[WHAT YOU ARE ASKED TO DO]
Skip the pictures and repeat each line of the data exactly.

[RECORDED DATA]

───

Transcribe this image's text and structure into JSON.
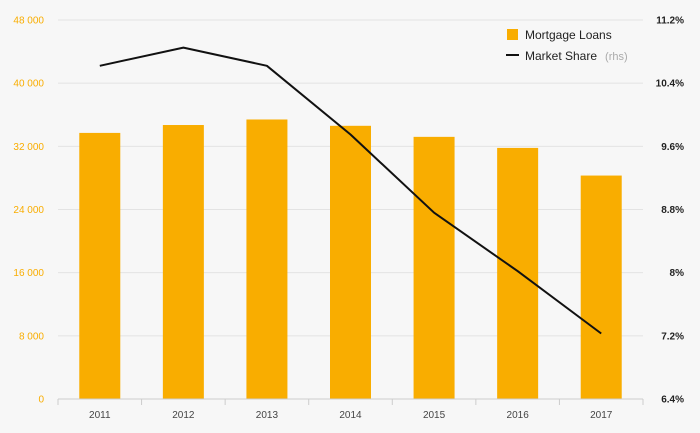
{
  "colors": {
    "bar": "#f9ad00",
    "line": "#111111",
    "left_tick": "#f9ad00",
    "grid": "#e3e3e3",
    "axis": "#cccccc"
  },
  "chart_data": {
    "type": "bar",
    "categories": [
      "2011",
      "2012",
      "2013",
      "2014",
      "2015",
      "2016",
      "2017"
    ],
    "series": [
      {
        "name": "Mortgage Loans",
        "type": "bar",
        "axis": "left",
        "values": [
          33700,
          34700,
          35400,
          34600,
          33200,
          31800,
          28300
        ]
      },
      {
        "name": "Market Share",
        "type": "line",
        "axis": "right",
        "values": [
          10.62,
          10.85,
          10.62,
          9.75,
          8.76,
          8.02,
          7.23
        ]
      }
    ],
    "legend": {
      "placement": "top-right",
      "items": [
        {
          "label": "Mortgage Loans",
          "note": ""
        },
        {
          "label": "Market Share",
          "note": "(rhs)"
        }
      ]
    },
    "y_left": {
      "ylim": [
        0,
        48000
      ],
      "ticks": [
        0,
        8000,
        16000,
        24000,
        32000,
        40000,
        48000
      ],
      "tick_labels": [
        "0",
        "8 000",
        "16 000",
        "24 000",
        "32 000",
        "40 000",
        "48 000"
      ]
    },
    "y_right": {
      "ylim": [
        6.4,
        11.2
      ],
      "ticks": [
        6.4,
        7.2,
        8.0,
        8.8,
        9.6,
        10.4,
        11.2
      ],
      "tick_labels": [
        "6.4%",
        "7.2%",
        "8%",
        "8.8%",
        "9.6%",
        "10.4%",
        "11.2%"
      ]
    },
    "grid": true,
    "title": "",
    "xlabel": "",
    "ylabel": ""
  }
}
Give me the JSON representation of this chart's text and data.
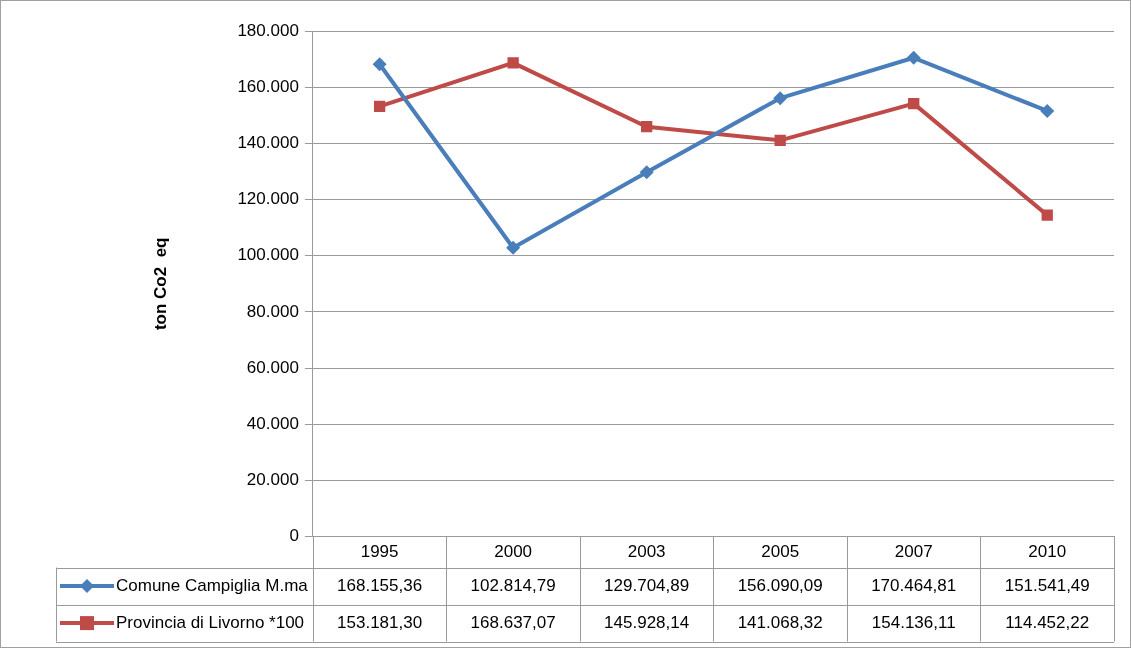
{
  "chart_data": {
    "type": "line",
    "ylabel": "ton Co2  eq",
    "categories": [
      "1995",
      "2000",
      "2003",
      "2005",
      "2007",
      "2010"
    ],
    "series": [
      {
        "name": "Comune Campiglia M.ma",
        "color": "#4a7ebb",
        "marker": "diamond",
        "values": [
          168155.36,
          102814.79,
          129704.89,
          156090.09,
          170464.81,
          151541.49
        ],
        "value_labels": [
          "168.155,36",
          "102.814,79",
          "129.704,89",
          "156.090,09",
          "170.464,81",
          "151.541,49"
        ]
      },
      {
        "name": "Provincia di Livorno *100",
        "color": "#be4b48",
        "marker": "square",
        "values": [
          153181.3,
          168637.07,
          145928.14,
          141068.32,
          154136.11,
          114452.22
        ],
        "value_labels": [
          "153.181,30",
          "168.637,07",
          "145.928,14",
          "141.068,32",
          "154.136,11",
          "114.452,22"
        ]
      }
    ],
    "ylim": [
      0,
      180000
    ],
    "yticks": [
      {
        "value": 0,
        "label": "0"
      },
      {
        "value": 20000,
        "label": "20.000"
      },
      {
        "value": 40000,
        "label": "40.000"
      },
      {
        "value": 60000,
        "label": "60.000"
      },
      {
        "value": 80000,
        "label": "80.000"
      },
      {
        "value": 100000,
        "label": "100.000"
      },
      {
        "value": 120000,
        "label": "120.000"
      },
      {
        "value": 140000,
        "label": "140.000"
      },
      {
        "value": 160000,
        "label": "160.000"
      },
      {
        "value": 180000,
        "label": "180.000"
      }
    ],
    "grid": "y",
    "legend": "bottom",
    "line_style": "solid"
  }
}
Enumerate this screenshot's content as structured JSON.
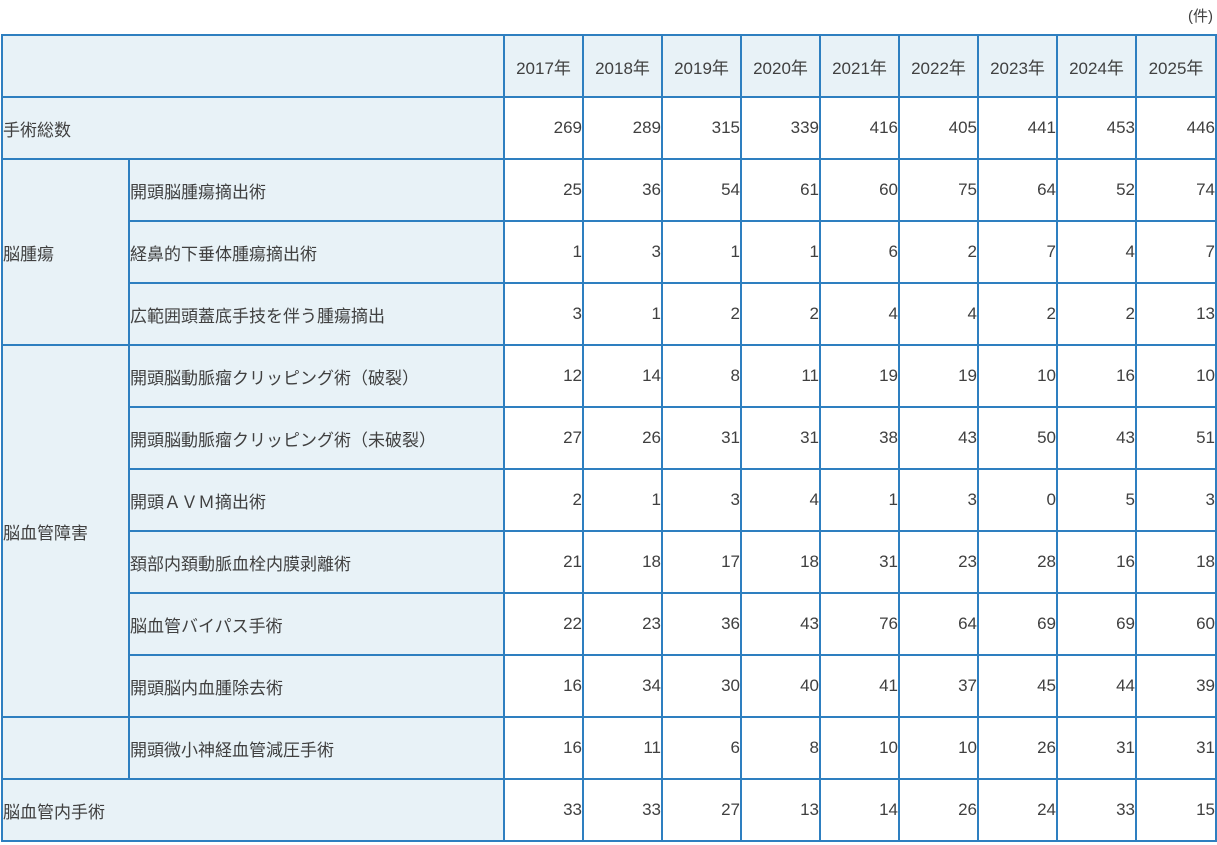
{
  "colors": {
    "border": "#2e7fc0",
    "cell_fill": "#e8f2f7",
    "text": "#404040",
    "background": "#ffffff"
  },
  "chart_data": {
    "type": "table",
    "unit_label": "(件)",
    "columns": [
      "2017年",
      "2018年",
      "2019年",
      "2020年",
      "2021年",
      "2022年",
      "2023年",
      "2024年",
      "2025年"
    ],
    "rows": [
      {
        "label": "手術総数",
        "label_colspan": 2,
        "values": [
          269,
          289,
          315,
          339,
          416,
          405,
          441,
          453,
          446
        ]
      },
      {
        "group": {
          "label": "脳腫瘍",
          "rowspan": 3
        },
        "label": "開頭脳腫瘍摘出術",
        "values": [
          25,
          36,
          54,
          61,
          60,
          75,
          64,
          52,
          74
        ]
      },
      {
        "label": "経鼻的下垂体腫瘍摘出術",
        "values": [
          1,
          3,
          1,
          1,
          6,
          2,
          7,
          4,
          7
        ]
      },
      {
        "label": "広範囲頭蓋底手技を伴う腫瘍摘出",
        "values": [
          3,
          1,
          2,
          2,
          4,
          4,
          2,
          2,
          13
        ]
      },
      {
        "group": {
          "label": "脳血管障害",
          "rowspan": 6
        },
        "label": "開頭脳動脈瘤クリッピング術（破裂）",
        "values": [
          12,
          14,
          8,
          11,
          19,
          19,
          10,
          16,
          10
        ]
      },
      {
        "label": "開頭脳動脈瘤クリッピング術（未破裂）",
        "values": [
          27,
          26,
          31,
          31,
          38,
          43,
          50,
          43,
          51
        ]
      },
      {
        "label": "開頭ＡＶＭ摘出術",
        "values": [
          2,
          1,
          3,
          4,
          1,
          3,
          0,
          5,
          3
        ]
      },
      {
        "label": "頚部内頚動脈血栓内膜剥離術",
        "values": [
          21,
          18,
          17,
          18,
          31,
          23,
          28,
          16,
          18
        ]
      },
      {
        "label": "脳血管バイパス手術",
        "values": [
          22,
          23,
          36,
          43,
          76,
          64,
          69,
          69,
          60
        ]
      },
      {
        "label": "開頭脳内血腫除去術",
        "values": [
          16,
          34,
          30,
          40,
          41,
          37,
          45,
          44,
          39
        ]
      },
      {
        "group": {
          "label": "",
          "rowspan": 1
        },
        "label": "開頭微小神経血管減圧手術",
        "values": [
          16,
          11,
          6,
          8,
          10,
          10,
          26,
          31,
          31
        ]
      },
      {
        "label": "脳血管内手術",
        "label_colspan": 2,
        "values": [
          33,
          33,
          27,
          13,
          14,
          26,
          24,
          33,
          15
        ]
      }
    ]
  }
}
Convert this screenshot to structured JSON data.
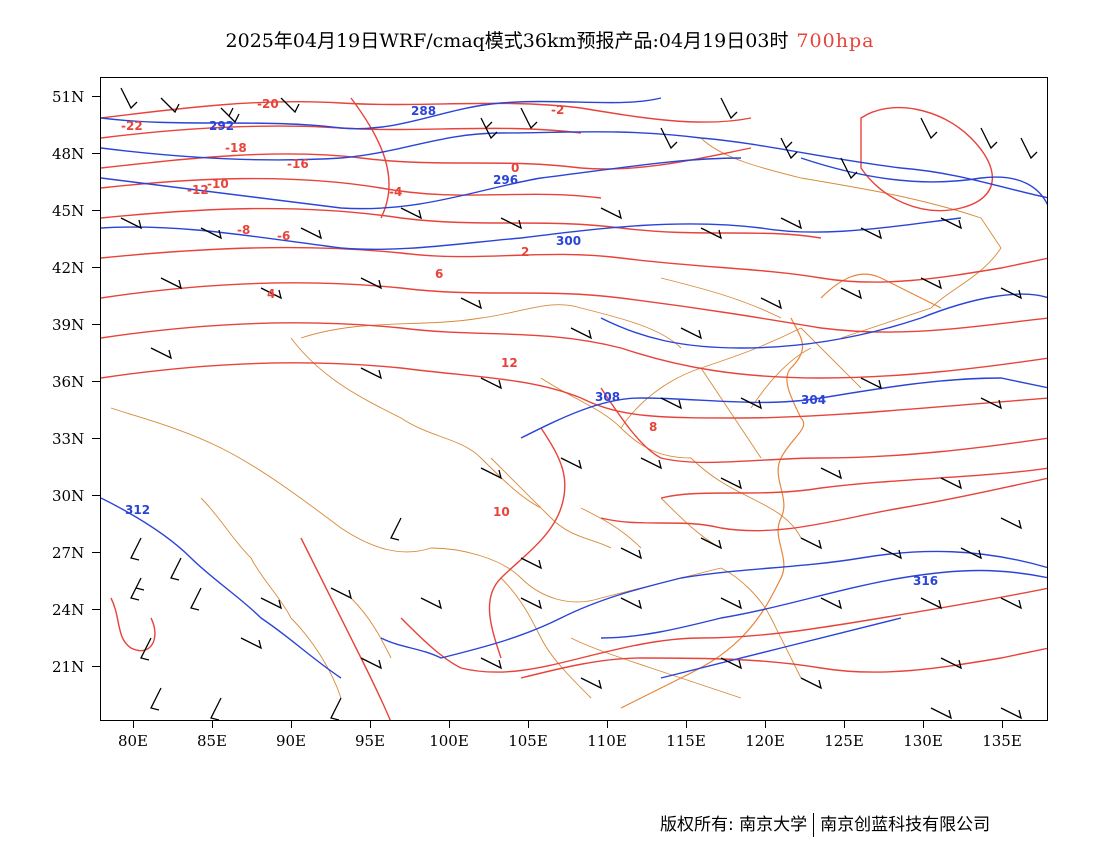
{
  "title": {
    "main": "2025年04月19日WRF/cmaq模式36km预报产品:04月19日03时",
    "level": "700hpa"
  },
  "colors": {
    "temperature_contour": "#e8433a",
    "geopotential_contour": "#2a44d8",
    "border": "#d98a3a",
    "wind_barb": "#000000"
  },
  "axes": {
    "lat_labels": [
      "51N",
      "48N",
      "45N",
      "42N",
      "39N",
      "36N",
      "33N",
      "30N",
      "27N",
      "24N",
      "21N"
    ],
    "lon_labels": [
      "80E",
      "85E",
      "90E",
      "95E",
      "100E",
      "105E",
      "110E",
      "115E",
      "120E",
      "125E",
      "130E",
      "135E"
    ]
  },
  "contour_labels": {
    "temperature": [
      "-22",
      "-20",
      "-18",
      "-16",
      "-12",
      "-10",
      "-8",
      "-6",
      "-4",
      "-2",
      "0",
      "2",
      "4",
      "6",
      "8",
      "10",
      "12"
    ],
    "geopotential": [
      "288",
      "292",
      "296",
      "300",
      "304",
      "308",
      "312",
      "316"
    ]
  },
  "footer": {
    "copyright": "版权所有: 南京大学",
    "company": "南京创蓝科技有限公司"
  }
}
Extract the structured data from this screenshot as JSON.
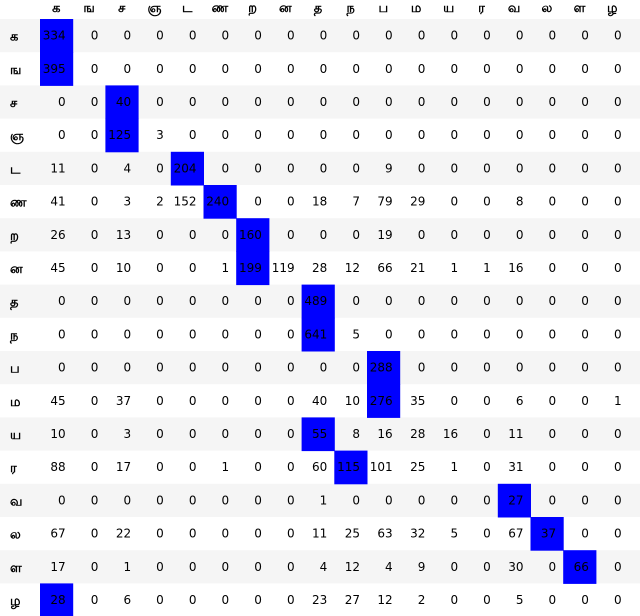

───

[RESPONSE]
Transcribe this image's text and structure into JSON.
{
  "colors": {
    "bar": "#f9ad00",
    "line": "#111111",
    "left_tick": "#f9ad00",
    "grid": "#e3e3e3",
    "axis": "#cccccc"
  },
  "chart_data": {
    "type": "bar",
    "categories": [
      "2011",
      "2012",
      "2013",
      "2014",
      "2015",
      "2016",
      "2017"
    ],
    "series": [
      {
        "name": "Mortgage Loans",
        "type": "bar",
        "axis": "left",
        "values": [
          33700,
          34700,
          35400,
          34600,
          33200,
          31800,
          28300
        ]
      },
      {
        "name": "Market Share",
        "type": "line",
        "axis": "right",
        "values": [
          10.62,
          10.85,
          10.62,
          9.75,
          8.76,
          8.02,
          7.23
        ]
      }
    ],
    "legend": {
      "placement": "top-right",
      "items": [
        {
          "label": "Mortgage Loans",
          "note": ""
        },
        {
          "label": "Market Share",
          "note": "(rhs)"
        }
      ]
    },
    "y_left": {
      "ylim": [
        0,
        48000
      ],
      "ticks": [
        0,
        8000,
        16000,
        24000,
        32000,
        40000,
        48000
      ],
      "tick_labels": [
        "0",
        "8 000",
        "16 000",
        "24 000",
        "32 000",
        "40 000",
        "48 000"
      ]
    },
    "y_right": {
      "ylim": [
        6.4,
        11.2
      ],
      "ticks": [
        6.4,
        7.2,
        8.0,
        8.8,
        9.6,
        10.4,
        11.2
      ],
      "tick_labels": [
        "6.4%",
        "7.2%",
        "8%",
        "8.8%",
        "9.6%",
        "10.4%",
        "11.2%"
      ]
    },
    "grid": true,
    "title": "",
    "xlabel": "",
    "ylabel": ""
  }
}
Give me the JSON representation of this chart's text and data.
{
  "chart_data": {
    "type": "line",
    "ylabel": "ton Co2  eq",
    "categories": [
      "1995",
      "2000",
      "2003",
      "2005",
      "2007",
      "2010"
    ],
    "series": [
      {
        "name": "Comune Campiglia M.ma",
        "color": "#4a7ebb",
        "marker": "diamond",
        "values": [
          168155.36,
          102814.79,
          129704.89,
          156090.09,
          170464.81,
          151541.49
        ],
        "value_labels": [
          "168.155,36",
          "102.814,79",
          "129.704,89",
          "156.090,09",
          "170.464,81",
          "151.541,49"
        ]
      },
      {
        "name": "Provincia di Livorno *100",
        "color": "#be4b48",
        "marker": "square",
        "values": [
          153181.3,
          168637.07,
          145928.14,
          141068.32,
          154136.11,
          114452.22
        ],
        "value_labels": [
          "153.181,30",
          "168.637,07",
          "145.928,14",
          "141.068,32",
          "154.136,11",
          "114.452,22"
        ]
      }
    ],
    "ylim": [
      0,
      180000
    ],
    "yticks": [
      {
        "value": 0,
        "label": "0"
      },
      {
        "value": 20000,
        "label": "20.000"
      },
      {
        "value": 40000,
        "label": "40.000"
      },
      {
        "value": 60000,
        "label": "60.000"
      },
      {
        "value": 80000,
        "label": "80.000"
      },
      {
        "value": 100000,
        "label": "100.000"
      },
      {
        "value": 120000,
        "label": "120.000"
      },
      {
        "value": 140000,
        "label": "140.000"
      },
      {
        "value": 160000,
        "label": "160.000"
      },
      {
        "value": 180000,
        "label": "180.000"
      }
    ],
    "grid": "y",
    "legend": "bottom",
    "line_style": "solid"
  }
}
Enumerate this screenshot's content as structured JSON.
{
  "colors": {
    "border": "#2e7fc0",
    "cell_fill": "#e8f2f7",
    "text": "#404040",
    "background": "#ffffff"
  },
  "chart_data": {
    "type": "table",
    "unit_label": "(件)",
    "columns": [
      "2017年",
      "2018年",
      "2019年",
      "2020年",
      "2021年",
      "2022年",
      "2023年",
      "2024年",
      "2025年"
    ],
    "rows": [
      {
        "label": "手術総数",
        "label_colspan": 2,
        "values": [
          269,
          289,
          315,
          339,
          416,
          405,
          441,
          453,
          446
        ]
      },
      {
        "group": {
          "label": "脳腫瘍",
          "rowspan": 3
        },
        "label": "開頭脳腫瘍摘出術",
        "values": [
          25,
          36,
          54,
          61,
          60,
          75,
          64,
          52,
          74
        ]
      },
      {
        "label": "経鼻的下垂体腫瘍摘出術",
        "values": [
          1,
          3,
          1,
          1,
          6,
          2,
          7,
          4,
          7
        ]
      },
      {
        "label": "広範囲頭蓋底手技を伴う腫瘍摘出",
        "values": [
          3,
          1,
          2,
          2,
          4,
          4,
          2,
          2,
          13
        ]
      },
      {
        "group": {
          "label": "脳血管障害",
          "rowspan": 6
        },
        "label": "開頭脳動脈瘤クリッピング術（破裂）",
        "values": [
          12,
          14,
          8,
          11,
          19,
          19,
          10,
          16,
          10
        ]
      },
      {
        "label": "開頭脳動脈瘤クリッピング術（未破裂）",
        "values": [
          27,
          26,
          31,
          31,
          38,
          43,
          50,
          43,
          51
        ]
      },
      {
        "label": "開頭ＡＶＭ摘出術",
        "values": [
          2,
          1,
          3,
          4,
          1,
          3,
          0,
          5,
          3
        ]
      },
      {
        "label": "頚部内頚動脈血栓内膜剥離術",
        "values": [
          21,
          18,
          17,
          18,
          31,
          23,
          28,
          16,
          18
        ]
      },
      {
        "label": "脳血管バイパス手術",
        "values": [
          22,
          23,
          36,
          43,
          76,
          64,
          69,
          69,
          60
        ]
      },
      {
        "label": "開頭脳内血腫除去術",
        "values": [
          16,
          34,
          30,
          40,
          41,
          37,
          45,
          44,
          39
        ]
      },
      {
        "group": {
          "label": "",
          "rowspan": 1
        },
        "label": "開頭微小神経血管減圧手術",
        "values": [
          16,
          11,
          6,
          8,
          10,
          10,
          26,
          31,
          31
        ]
      },
      {
        "label": "脳血管内手術",
        "label_colspan": 2,
        "values": [
          33,
          33,
          27,
          13,
          14,
          26,
          24,
          33,
          15
        ]
      }
    ]
  }
}
Convert this screenshot to structured JSON data.
{
  "title": {
    "main": "2025年04月19日WRF/cmaq模式36km预报产品:04月19日03时",
    "level": "700hpa"
  },
  "colors": {
    "temperature_contour": "#e8433a",
    "geopotential_contour": "#2a44d8",
    "border": "#d98a3a",
    "wind_barb": "#000000"
  },
  "axes": {
    "lat_labels": [
      "51N",
      "48N",
      "45N",
      "42N",
      "39N",
      "36N",
      "33N",
      "30N",
      "27N",
      "24N",
      "21N"
    ],
    "lon_labels": [
      "80E",
      "85E",
      "90E",
      "95E",
      "100E",
      "105E",
      "110E",
      "115E",
      "120E",
      "125E",
      "130E",
      "135E"
    ]
  },
  "contour_labels": {
    "temperature": [
      "-22",
      "-20",
      "-18",
      "-16",
      "-12",
      "-10",
      "-8",
      "-6",
      "-4",
      "-2",
      "0",
      "2",
      "4",
      "6",
      "8",
      "10",
      "12"
    ],
    "geopotential": [
      "288",
      "292",
      "296",
      "300",
      "304",
      "308",
      "312",
      "316"
    ]
  },
  "footer": {
    "copyright": "版权所有: 南京大学",
    "company": "南京创蓝科技有限公司"
  }
}
Extract the structured data from this screenshot as JSON.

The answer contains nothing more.